Extract the records below word for word and ignore the images.

....

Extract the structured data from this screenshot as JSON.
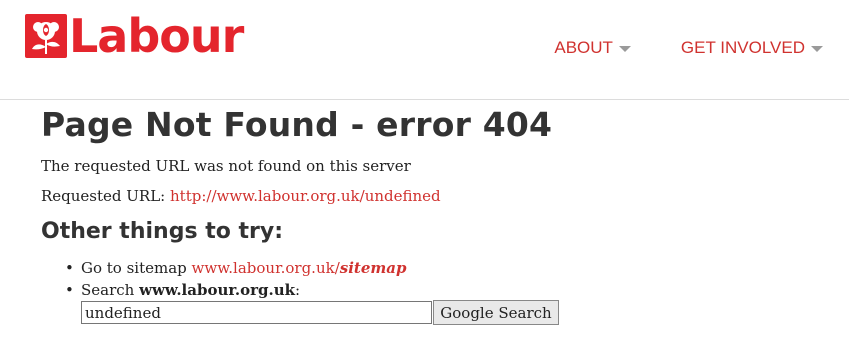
{
  "header": {
    "logo_text": "Labour",
    "nav": [
      {
        "label": "ABOUT"
      },
      {
        "label": "GET INVOLVED"
      }
    ]
  },
  "main": {
    "title": "Page Not Found - error 404",
    "message": "The requested URL was not found on this server",
    "requested_label": "Requested URL: ",
    "requested_url": "http://www.labour.org.uk/undefined",
    "subtitle": "Other things to try:",
    "sitemap_prefix": "Go to sitemap ",
    "sitemap_link_base": "www.labour.org.uk/",
    "sitemap_link_em": "sitemap",
    "search_prefix": "Search ",
    "search_site": "www.labour.org.uk",
    "search_suffix": ":",
    "search_value": "undefined",
    "search_button": "Google Search"
  },
  "colors": {
    "brand_red": "#e4252d",
    "link_red": "#d0322f"
  }
}
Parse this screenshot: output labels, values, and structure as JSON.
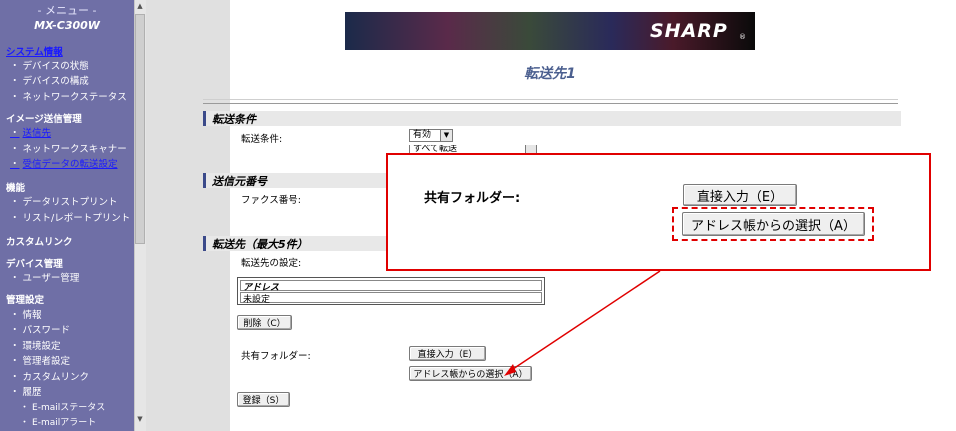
{
  "sidebar": {
    "menu_title": "- メニュー -",
    "model": "MX-C300W",
    "groups": [
      {
        "head": "システム情報",
        "items": [
          "デバイスの状態",
          "デバイスの構成",
          "ネットワークステータス"
        ]
      },
      {
        "head": "イメージ送信管理",
        "items": [
          "送信先",
          "ネットワークスキャナー",
          "受信データの転送設定"
        ]
      },
      {
        "head": "機能",
        "items": [
          "データリストプリント",
          "リスト/レポートプリント"
        ]
      },
      {
        "head": "カスタムリンク",
        "items": []
      },
      {
        "head": "デバイス管理",
        "items": [
          "ユーザー管理"
        ]
      },
      {
        "head": "管理設定",
        "items": [
          "情報",
          "パスワード",
          "環境設定",
          "管理者設定",
          "カスタムリンク",
          "履歴"
        ]
      }
    ],
    "sub_items": [
      "E-mailステータス",
      "E-mailアラート"
    ]
  },
  "header": {
    "brand": "SHARP",
    "page_title": "転送先1"
  },
  "sections": {
    "transfer_conditions": "転送条件",
    "sender_number": "送信元番号",
    "destination": "転送先（最大5件）"
  },
  "form": {
    "condition_label": "転送条件:",
    "condition_value": "有効",
    "condition_second_value": "すべて転送",
    "fax_label": "ファクス番号:",
    "dest_setting_label": "転送先の設定:",
    "table_header": "アドレス",
    "table_row": "未設定",
    "delete_button": "削除（C）",
    "shared_folder_label": "共有フォルダー:",
    "direct_input_button": "直接入力（E）",
    "address_book_button": "アドレス帳からの選択（A）",
    "register_button": "登録（S）"
  },
  "callout": {
    "label": "共有フォルダー:",
    "direct_input_button": "直接入力（E）",
    "address_book_button": "アドレス帳からの選択（A）"
  },
  "icons": {
    "dropdown": "chevron-down-icon"
  },
  "colors": {
    "sidebar": "#6f6fa6",
    "accent": "#e00000",
    "title": "#4b5f8f",
    "section_bar": "#3b4a8a"
  }
}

....

EXERCISE SOLUTION
Extract the structured data from this screenshot as JSON.
{
  "header": {
    "logo_text": "Labour",
    "nav": [
      {
        "label": "ABOUT"
      },
      {
        "label": "GET INVOLVED"
      }
    ]
  },
  "main": {
    "title": "Page Not Found - error 404",
    "message": "The requested URL was not found on this server",
    "requested_label": "Requested URL: ",
    "requested_url": "http://www.labour.org.uk/undefined",
    "subtitle": "Other things to try:",
    "sitemap_prefix": "Go to sitemap ",
    "sitemap_link_base": "www.labour.org.uk/",
    "sitemap_link_em": "sitemap",
    "search_prefix": "Search ",
    "search_site": "www.labour.org.uk",
    "search_suffix": ":",
    "search_value": "undefined",
    "search_button": "Google Search"
  },
  "colors": {
    "brand_red": "#e4252d",
    "link_red": "#d0322f"
  }
}
Parse this screenshot: output labels, values, and structure as JSON.
{
  "sidebar": {
    "menu_title": "- メニュー -",
    "model": "MX-C300W",
    "groups": [
      {
        "head": "システム情報",
        "items": [
          "デバイスの状態",
          "デバイスの構成",
          "ネットワークステータス"
        ]
      },
      {
        "head": "イメージ送信管理",
        "items": [
          "送信先",
          "ネットワークスキャナー",
          "受信データの転送設定"
        ]
      },
      {
        "head": "機能",
        "items": [
          "データリストプリント",
          "リスト/レポートプリント"
        ]
      },
      {
        "head": "カスタムリンク",
        "items": []
      },
      {
        "head": "デバイス管理",
        "items": [
          "ユーザー管理"
        ]
      },
      {
        "head": "管理設定",
        "items": [
          "情報",
          "パスワード",
          "環境設定",
          "管理者設定",
          "カスタムリンク",
          "履歴"
        ]
      }
    ],
    "sub_items": [
      "E-mailステータス",
      "E-mailアラート"
    ]
  },
  "header": {
    "brand": "SHARP",
    "page_title": "転送先1"
  },
  "sections": {
    "transfer_conditions": "転送条件",
    "sender_number": "送信元番号",
    "destination": "転送先（最大5件）"
  },
  "form": {
    "condition_label": "転送条件:",
    "condition_value": "有効",
    "condition_second_value": "すべて転送",
    "fax_label": "ファクス番号:",
    "dest_setting_label": "転送先の設定:",
    "table_header": "アドレス",
    "table_row": "未設定",
    "delete_button": "削除（C）",
    "shared_folder_label": "共有フォルダー:",
    "direct_input_button": "直接入力（E）",
    "address_book_button": "アドレス帳からの選択（A）",
    "register_button": "登録（S）"
  },
  "callout": {
    "label": "共有フォルダー:",
    "direct_input_button": "直接入力（E）",
    "address_book_button": "アドレス帳からの選択（A）"
  },
  "icons": {
    "dropdown": "chevron-down-icon"
  },
  "colors": {
    "sidebar": "#6f6fa6",
    "accent": "#e00000",
    "title": "#4b5f8f",
    "section_bar": "#3b4a8a"
  }
}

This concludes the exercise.